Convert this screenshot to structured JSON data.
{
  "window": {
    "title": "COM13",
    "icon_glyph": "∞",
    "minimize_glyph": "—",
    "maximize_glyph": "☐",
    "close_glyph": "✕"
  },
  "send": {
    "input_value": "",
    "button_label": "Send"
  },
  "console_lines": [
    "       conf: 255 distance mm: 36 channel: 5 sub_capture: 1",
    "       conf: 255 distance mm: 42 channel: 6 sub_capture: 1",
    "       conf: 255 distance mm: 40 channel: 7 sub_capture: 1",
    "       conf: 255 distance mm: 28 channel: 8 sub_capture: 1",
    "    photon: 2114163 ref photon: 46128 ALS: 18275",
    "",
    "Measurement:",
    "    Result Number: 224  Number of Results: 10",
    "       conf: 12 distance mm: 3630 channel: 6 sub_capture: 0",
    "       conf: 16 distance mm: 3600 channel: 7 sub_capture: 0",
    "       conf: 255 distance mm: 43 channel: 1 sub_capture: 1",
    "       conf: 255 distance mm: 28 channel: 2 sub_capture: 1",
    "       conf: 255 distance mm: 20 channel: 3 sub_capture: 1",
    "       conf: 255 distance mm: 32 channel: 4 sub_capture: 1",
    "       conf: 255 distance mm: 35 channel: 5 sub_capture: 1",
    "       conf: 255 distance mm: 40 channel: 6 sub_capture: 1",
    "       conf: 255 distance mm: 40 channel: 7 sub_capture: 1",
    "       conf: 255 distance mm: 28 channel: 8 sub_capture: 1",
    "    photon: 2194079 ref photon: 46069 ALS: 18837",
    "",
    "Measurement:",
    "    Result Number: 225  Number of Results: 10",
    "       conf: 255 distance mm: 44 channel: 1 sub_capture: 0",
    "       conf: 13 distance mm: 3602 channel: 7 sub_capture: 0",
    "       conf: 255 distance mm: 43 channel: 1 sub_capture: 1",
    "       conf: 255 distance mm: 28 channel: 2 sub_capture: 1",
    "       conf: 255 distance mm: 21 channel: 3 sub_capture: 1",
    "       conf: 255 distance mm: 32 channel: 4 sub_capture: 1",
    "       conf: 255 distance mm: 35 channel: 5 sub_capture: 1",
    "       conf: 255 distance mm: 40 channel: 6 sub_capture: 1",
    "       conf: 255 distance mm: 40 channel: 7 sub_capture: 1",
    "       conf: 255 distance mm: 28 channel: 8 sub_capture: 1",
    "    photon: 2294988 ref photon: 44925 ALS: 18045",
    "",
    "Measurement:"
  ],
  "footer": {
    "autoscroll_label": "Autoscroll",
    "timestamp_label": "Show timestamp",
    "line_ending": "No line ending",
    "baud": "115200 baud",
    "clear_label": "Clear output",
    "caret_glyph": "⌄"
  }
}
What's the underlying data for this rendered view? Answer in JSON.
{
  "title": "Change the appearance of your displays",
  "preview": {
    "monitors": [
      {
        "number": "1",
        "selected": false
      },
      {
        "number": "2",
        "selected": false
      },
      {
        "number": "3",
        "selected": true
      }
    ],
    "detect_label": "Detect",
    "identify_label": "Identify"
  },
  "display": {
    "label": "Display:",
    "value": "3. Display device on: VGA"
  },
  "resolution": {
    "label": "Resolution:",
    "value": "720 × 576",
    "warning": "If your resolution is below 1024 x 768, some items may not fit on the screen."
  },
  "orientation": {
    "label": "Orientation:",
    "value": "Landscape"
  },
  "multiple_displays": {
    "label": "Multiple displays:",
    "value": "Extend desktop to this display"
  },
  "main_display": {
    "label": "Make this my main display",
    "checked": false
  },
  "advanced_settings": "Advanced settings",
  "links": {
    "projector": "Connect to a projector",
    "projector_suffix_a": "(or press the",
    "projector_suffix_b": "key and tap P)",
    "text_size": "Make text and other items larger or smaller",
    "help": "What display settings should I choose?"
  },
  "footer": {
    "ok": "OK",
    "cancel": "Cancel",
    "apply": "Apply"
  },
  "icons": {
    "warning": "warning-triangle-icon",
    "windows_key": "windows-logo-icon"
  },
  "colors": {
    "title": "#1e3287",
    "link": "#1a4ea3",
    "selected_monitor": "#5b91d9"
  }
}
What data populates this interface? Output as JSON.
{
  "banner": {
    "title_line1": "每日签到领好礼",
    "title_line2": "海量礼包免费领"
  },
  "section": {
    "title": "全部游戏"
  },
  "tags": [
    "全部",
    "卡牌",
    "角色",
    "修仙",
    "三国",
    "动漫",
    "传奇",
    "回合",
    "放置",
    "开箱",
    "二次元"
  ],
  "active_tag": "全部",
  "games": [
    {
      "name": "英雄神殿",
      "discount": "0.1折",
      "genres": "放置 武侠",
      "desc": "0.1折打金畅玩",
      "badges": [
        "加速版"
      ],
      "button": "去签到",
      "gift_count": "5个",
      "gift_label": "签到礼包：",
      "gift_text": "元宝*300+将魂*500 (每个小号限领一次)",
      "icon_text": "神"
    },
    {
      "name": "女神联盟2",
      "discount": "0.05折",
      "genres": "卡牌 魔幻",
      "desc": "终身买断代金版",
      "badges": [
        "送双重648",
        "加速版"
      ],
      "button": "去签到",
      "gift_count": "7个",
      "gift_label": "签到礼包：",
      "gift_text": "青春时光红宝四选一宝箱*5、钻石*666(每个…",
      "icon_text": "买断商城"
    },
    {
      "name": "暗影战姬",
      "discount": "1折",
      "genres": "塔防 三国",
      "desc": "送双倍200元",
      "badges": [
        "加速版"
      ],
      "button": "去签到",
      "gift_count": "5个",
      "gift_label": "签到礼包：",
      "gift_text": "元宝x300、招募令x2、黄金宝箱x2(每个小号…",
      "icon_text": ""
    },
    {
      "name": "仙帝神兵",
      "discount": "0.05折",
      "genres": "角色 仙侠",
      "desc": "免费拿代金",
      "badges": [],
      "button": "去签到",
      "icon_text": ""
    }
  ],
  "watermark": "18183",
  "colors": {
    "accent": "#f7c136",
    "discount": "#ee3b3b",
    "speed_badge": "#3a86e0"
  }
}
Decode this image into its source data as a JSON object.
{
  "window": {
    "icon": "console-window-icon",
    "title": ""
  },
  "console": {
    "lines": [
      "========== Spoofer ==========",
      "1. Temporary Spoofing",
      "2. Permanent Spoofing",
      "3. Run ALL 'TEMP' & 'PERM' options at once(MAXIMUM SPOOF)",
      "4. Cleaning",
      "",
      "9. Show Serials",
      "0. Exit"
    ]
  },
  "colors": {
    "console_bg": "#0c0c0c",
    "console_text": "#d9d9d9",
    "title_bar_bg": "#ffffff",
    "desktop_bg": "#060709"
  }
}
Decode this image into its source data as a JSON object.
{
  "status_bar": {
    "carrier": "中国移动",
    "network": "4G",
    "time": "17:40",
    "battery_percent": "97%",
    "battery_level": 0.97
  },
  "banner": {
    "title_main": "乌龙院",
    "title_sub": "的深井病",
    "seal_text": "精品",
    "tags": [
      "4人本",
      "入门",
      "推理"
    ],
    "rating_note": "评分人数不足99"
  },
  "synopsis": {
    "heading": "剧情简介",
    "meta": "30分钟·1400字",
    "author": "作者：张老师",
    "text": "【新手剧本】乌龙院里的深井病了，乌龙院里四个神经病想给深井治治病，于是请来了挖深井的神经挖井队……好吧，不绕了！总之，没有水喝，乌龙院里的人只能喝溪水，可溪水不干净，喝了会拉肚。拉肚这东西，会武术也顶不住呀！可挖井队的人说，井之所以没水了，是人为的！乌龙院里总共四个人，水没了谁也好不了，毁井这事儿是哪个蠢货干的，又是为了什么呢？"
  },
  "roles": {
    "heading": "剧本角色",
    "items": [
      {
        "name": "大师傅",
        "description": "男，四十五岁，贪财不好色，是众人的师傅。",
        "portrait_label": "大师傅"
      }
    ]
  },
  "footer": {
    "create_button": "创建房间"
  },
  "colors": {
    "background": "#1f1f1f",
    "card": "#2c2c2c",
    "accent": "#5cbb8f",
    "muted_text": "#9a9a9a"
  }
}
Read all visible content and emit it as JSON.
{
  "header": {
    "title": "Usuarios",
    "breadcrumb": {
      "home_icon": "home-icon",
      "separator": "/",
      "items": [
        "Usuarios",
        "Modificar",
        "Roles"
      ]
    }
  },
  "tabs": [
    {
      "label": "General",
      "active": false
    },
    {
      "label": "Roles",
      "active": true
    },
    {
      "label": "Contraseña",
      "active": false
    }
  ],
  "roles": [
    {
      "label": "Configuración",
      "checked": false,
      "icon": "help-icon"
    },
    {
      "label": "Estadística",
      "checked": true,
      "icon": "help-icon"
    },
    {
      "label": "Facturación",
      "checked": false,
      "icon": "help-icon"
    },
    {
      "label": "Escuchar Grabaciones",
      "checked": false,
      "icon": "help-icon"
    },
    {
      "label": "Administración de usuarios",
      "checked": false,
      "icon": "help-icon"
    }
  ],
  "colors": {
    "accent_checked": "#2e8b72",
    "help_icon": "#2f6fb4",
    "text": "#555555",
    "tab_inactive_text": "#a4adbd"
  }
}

> **WHAT NEEDS TO BE DONE**: In the material above, find the lines that contain "photon" and show them.

> **CORRECT RESPONSE**:
    "    photon: 2114163 ref photon: 46128 ALS: 18275",
    "    photon: 2194079 ref photon: 46069 ALS: 18837",
    "    photon: 2294988 ref photon: 44925 ALS: 18045",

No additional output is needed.